**EXERCISE DIRECTIONS**.
Carry none of the pictures over; write out the complete data exactly.

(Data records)

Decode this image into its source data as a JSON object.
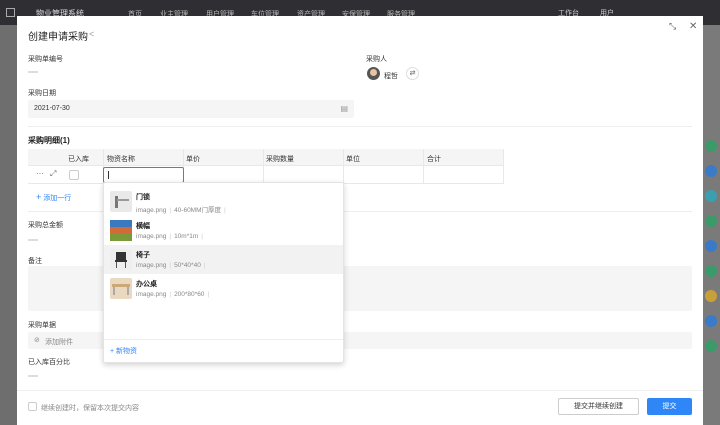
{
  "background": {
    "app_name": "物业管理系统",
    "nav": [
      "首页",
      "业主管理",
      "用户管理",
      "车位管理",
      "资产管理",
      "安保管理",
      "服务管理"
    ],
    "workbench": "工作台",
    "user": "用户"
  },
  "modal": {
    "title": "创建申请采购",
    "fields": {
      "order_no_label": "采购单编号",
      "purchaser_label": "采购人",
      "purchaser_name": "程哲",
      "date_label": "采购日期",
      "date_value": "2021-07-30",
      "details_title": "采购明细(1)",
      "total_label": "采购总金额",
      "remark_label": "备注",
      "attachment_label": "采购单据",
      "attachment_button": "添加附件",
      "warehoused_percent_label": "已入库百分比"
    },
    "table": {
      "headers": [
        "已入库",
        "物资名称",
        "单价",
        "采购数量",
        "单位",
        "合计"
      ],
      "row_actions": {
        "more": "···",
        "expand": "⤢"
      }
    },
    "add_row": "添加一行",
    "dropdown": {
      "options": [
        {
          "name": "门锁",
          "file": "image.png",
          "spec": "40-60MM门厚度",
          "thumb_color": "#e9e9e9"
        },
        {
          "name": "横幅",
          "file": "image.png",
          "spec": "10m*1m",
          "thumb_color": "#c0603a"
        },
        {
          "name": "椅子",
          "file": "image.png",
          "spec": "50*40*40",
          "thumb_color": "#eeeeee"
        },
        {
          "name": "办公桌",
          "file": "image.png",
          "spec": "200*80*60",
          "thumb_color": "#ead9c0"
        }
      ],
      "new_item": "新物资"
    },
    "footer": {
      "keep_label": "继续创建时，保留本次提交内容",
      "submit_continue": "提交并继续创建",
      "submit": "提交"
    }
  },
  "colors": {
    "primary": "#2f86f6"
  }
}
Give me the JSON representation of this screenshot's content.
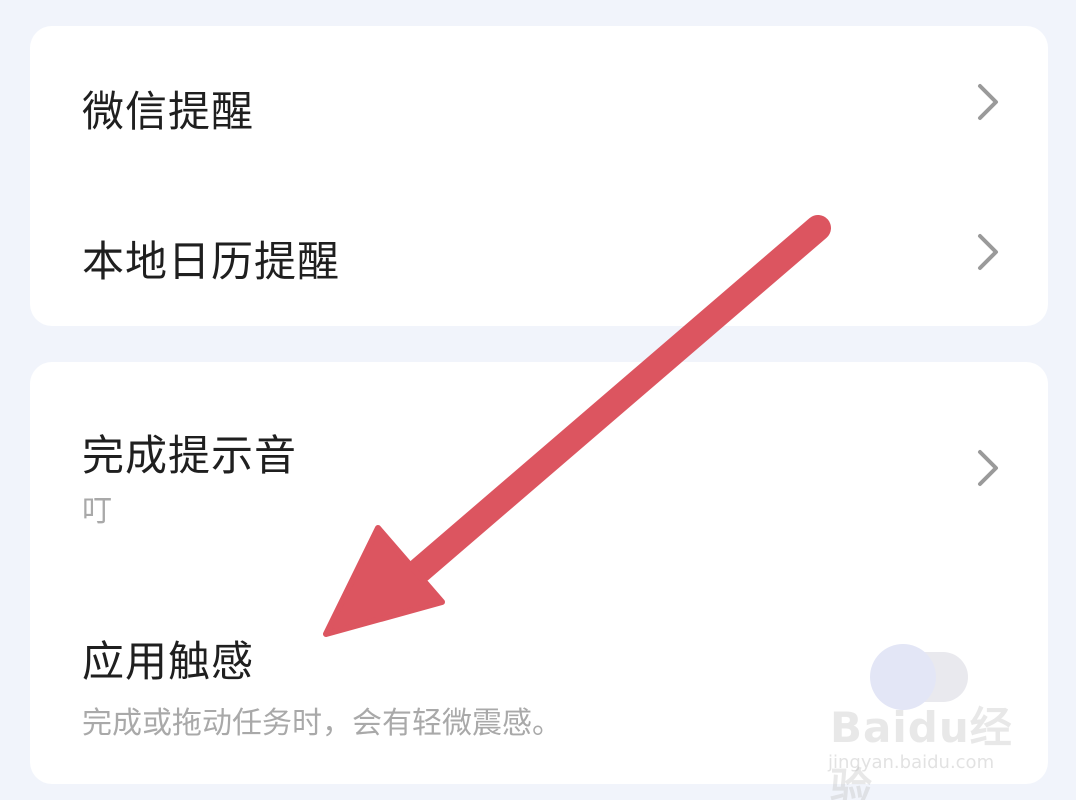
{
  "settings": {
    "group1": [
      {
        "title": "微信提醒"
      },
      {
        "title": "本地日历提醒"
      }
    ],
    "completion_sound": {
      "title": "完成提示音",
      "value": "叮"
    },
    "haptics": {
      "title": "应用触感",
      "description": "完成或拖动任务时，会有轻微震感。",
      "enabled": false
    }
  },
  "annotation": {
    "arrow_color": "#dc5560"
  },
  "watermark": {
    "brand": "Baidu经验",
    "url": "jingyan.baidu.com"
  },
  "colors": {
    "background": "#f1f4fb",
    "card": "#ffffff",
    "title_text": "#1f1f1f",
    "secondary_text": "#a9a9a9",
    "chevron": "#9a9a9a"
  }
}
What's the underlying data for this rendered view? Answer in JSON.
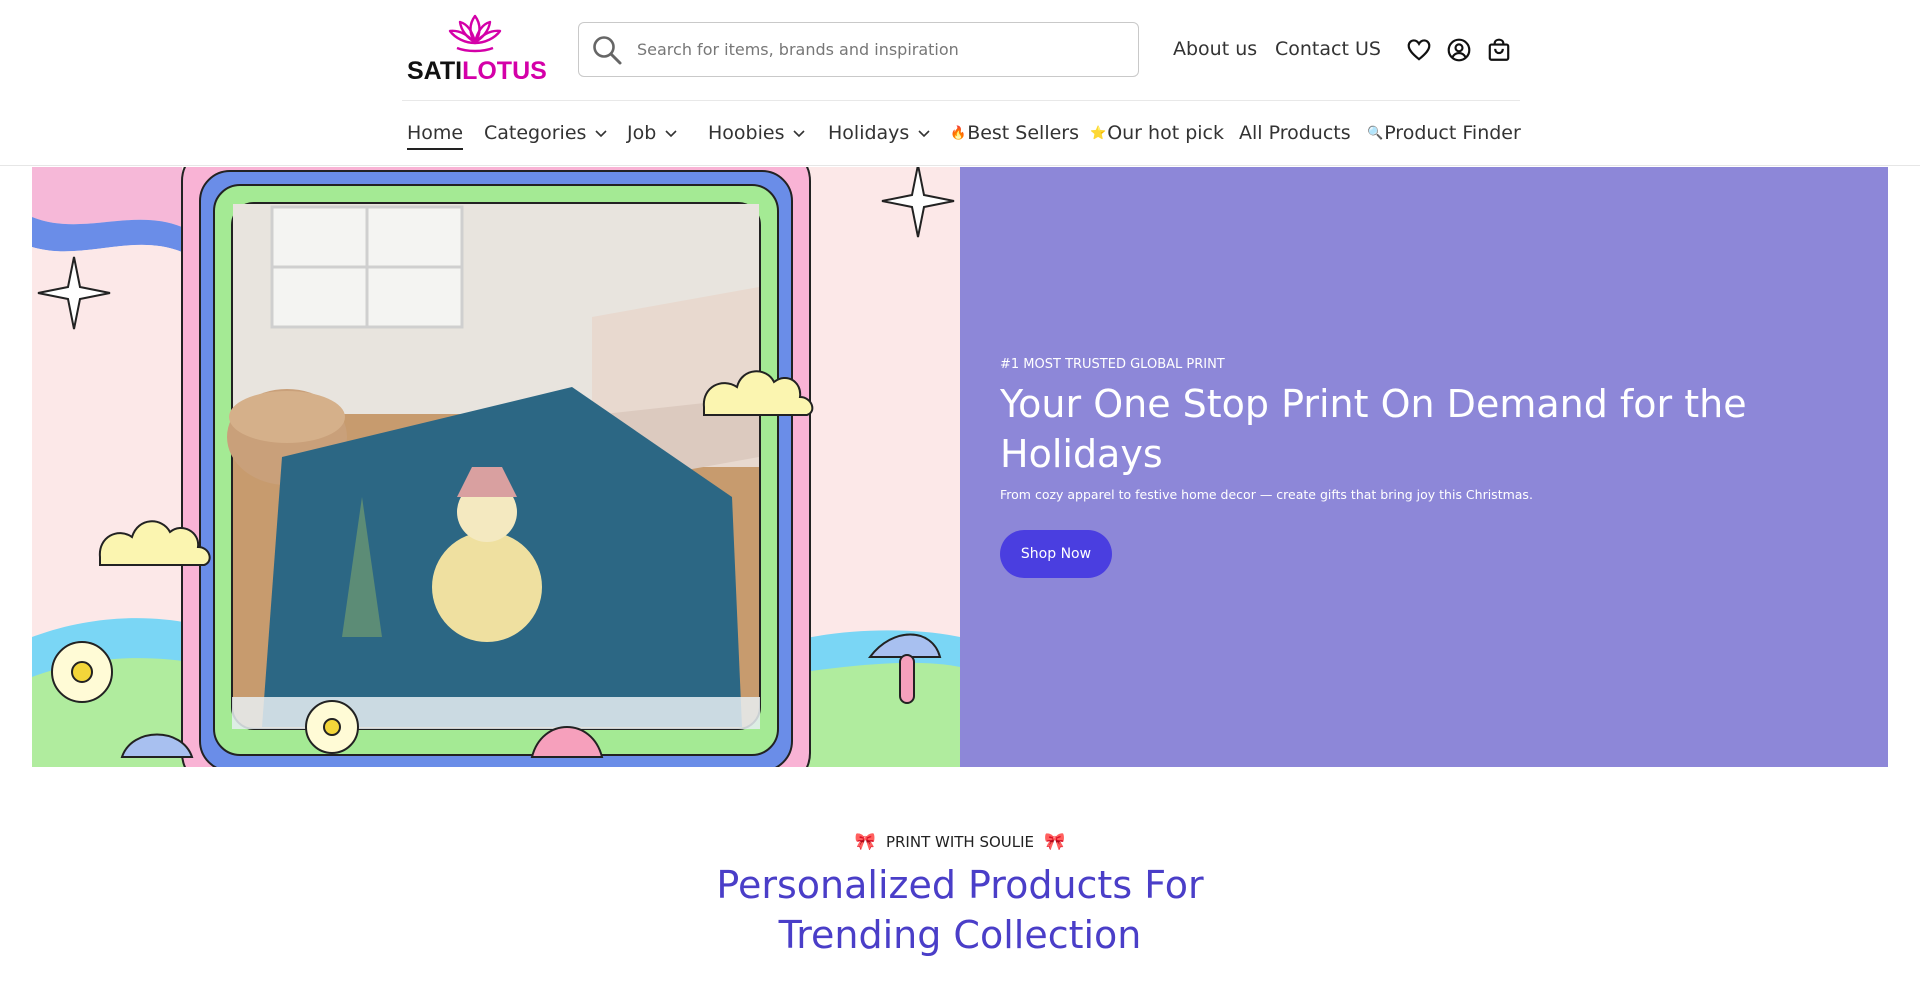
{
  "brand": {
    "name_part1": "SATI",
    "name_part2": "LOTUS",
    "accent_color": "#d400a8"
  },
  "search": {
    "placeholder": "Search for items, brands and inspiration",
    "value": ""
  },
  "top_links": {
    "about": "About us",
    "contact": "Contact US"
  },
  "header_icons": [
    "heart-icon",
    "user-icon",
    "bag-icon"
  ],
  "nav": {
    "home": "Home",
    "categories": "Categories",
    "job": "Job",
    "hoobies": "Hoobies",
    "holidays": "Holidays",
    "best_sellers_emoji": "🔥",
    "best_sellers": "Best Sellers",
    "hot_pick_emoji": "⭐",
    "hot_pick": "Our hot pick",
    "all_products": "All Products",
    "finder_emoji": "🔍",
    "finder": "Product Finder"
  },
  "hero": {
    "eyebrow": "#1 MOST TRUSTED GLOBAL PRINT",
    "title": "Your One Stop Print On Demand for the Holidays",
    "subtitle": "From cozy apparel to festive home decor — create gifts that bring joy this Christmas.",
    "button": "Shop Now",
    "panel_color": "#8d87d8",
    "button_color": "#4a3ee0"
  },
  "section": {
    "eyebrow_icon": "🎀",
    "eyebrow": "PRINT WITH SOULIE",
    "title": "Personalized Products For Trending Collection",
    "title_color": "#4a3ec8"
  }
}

**ANSWER TO THE EXERCISE**.
Decode this image into its source data as a JSON object.
{
  "background": {
    "app_name": "物业管理系统",
    "nav": [
      "首页",
      "业主管理",
      "用户管理",
      "车位管理",
      "资产管理",
      "安保管理",
      "服务管理"
    ],
    "workbench": "工作台",
    "user": "用户"
  },
  "modal": {
    "title": "创建申请采购",
    "fields": {
      "order_no_label": "采购单编号",
      "purchaser_label": "采购人",
      "purchaser_name": "程哲",
      "date_label": "采购日期",
      "date_value": "2021-07-30",
      "details_title": "采购明细(1)",
      "total_label": "采购总金额",
      "remark_label": "备注",
      "attachment_label": "采购单据",
      "attachment_button": "添加附件",
      "warehoused_percent_label": "已入库百分比"
    },
    "table": {
      "headers": [
        "已入库",
        "物资名称",
        "单价",
        "采购数量",
        "单位",
        "合计"
      ],
      "row_actions": {
        "more": "···",
        "expand": "⤢"
      }
    },
    "add_row": "添加一行",
    "dropdown": {
      "options": [
        {
          "name": "门锁",
          "file": "image.png",
          "spec": "40-60MM门厚度",
          "thumb_color": "#e9e9e9"
        },
        {
          "name": "横幅",
          "file": "image.png",
          "spec": "10m*1m",
          "thumb_color": "#c0603a"
        },
        {
          "name": "椅子",
          "file": "image.png",
          "spec": "50*40*40",
          "thumb_color": "#eeeeee"
        },
        {
          "name": "办公桌",
          "file": "image.png",
          "spec": "200*80*60",
          "thumb_color": "#ead9c0"
        }
      ],
      "new_item": "新物资"
    },
    "footer": {
      "keep_label": "继续创建时，保留本次提交内容",
      "submit_continue": "提交并继续创建",
      "submit": "提交"
    }
  },
  "colors": {
    "primary": "#2f86f6"
  }
}
Give me the JSON representation of this screenshot's content.
{
  "settings": {
    "group1": [
      {
        "title": "微信提醒"
      },
      {
        "title": "本地日历提醒"
      }
    ],
    "completion_sound": {
      "title": "完成提示音",
      "value": "叮"
    },
    "haptics": {
      "title": "应用触感",
      "description": "完成或拖动任务时，会有轻微震感。",
      "enabled": false
    }
  },
  "annotation": {
    "arrow_color": "#dc5560"
  },
  "watermark": {
    "brand": "Baidu经验",
    "url": "jingyan.baidu.com"
  },
  "colors": {
    "background": "#f1f4fb",
    "card": "#ffffff",
    "title_text": "#1f1f1f",
    "secondary_text": "#a9a9a9",
    "chevron": "#9a9a9a"
  }
}
What's the underlying data for this rendered view? Answer in JSON.
{
  "brand": {
    "name_part1": "SATI",
    "name_part2": "LOTUS",
    "accent_color": "#d400a8"
  },
  "search": {
    "placeholder": "Search for items, brands and inspiration",
    "value": ""
  },
  "top_links": {
    "about": "About us",
    "contact": "Contact US"
  },
  "header_icons": [
    "heart-icon",
    "user-icon",
    "bag-icon"
  ],
  "nav": {
    "home": "Home",
    "categories": "Categories",
    "job": "Job",
    "hoobies": "Hoobies",
    "holidays": "Holidays",
    "best_sellers_emoji": "🔥",
    "best_sellers": "Best Sellers",
    "hot_pick_emoji": "⭐",
    "hot_pick": "Our hot pick",
    "all_products": "All Products",
    "finder_emoji": "🔍",
    "finder": "Product Finder"
  },
  "hero": {
    "eyebrow": "#1 MOST TRUSTED GLOBAL PRINT",
    "title": "Your One Stop Print On Demand for the Holidays",
    "subtitle": "From cozy apparel to festive home decor — create gifts that bring joy this Christmas.",
    "button": "Shop Now",
    "panel_color": "#8d87d8",
    "button_color": "#4a3ee0"
  },
  "section": {
    "eyebrow_icon": "🎀",
    "eyebrow": "PRINT WITH SOULIE",
    "title": "Personalized Products For Trending Collection",
    "title_color": "#4a3ec8"
  }
}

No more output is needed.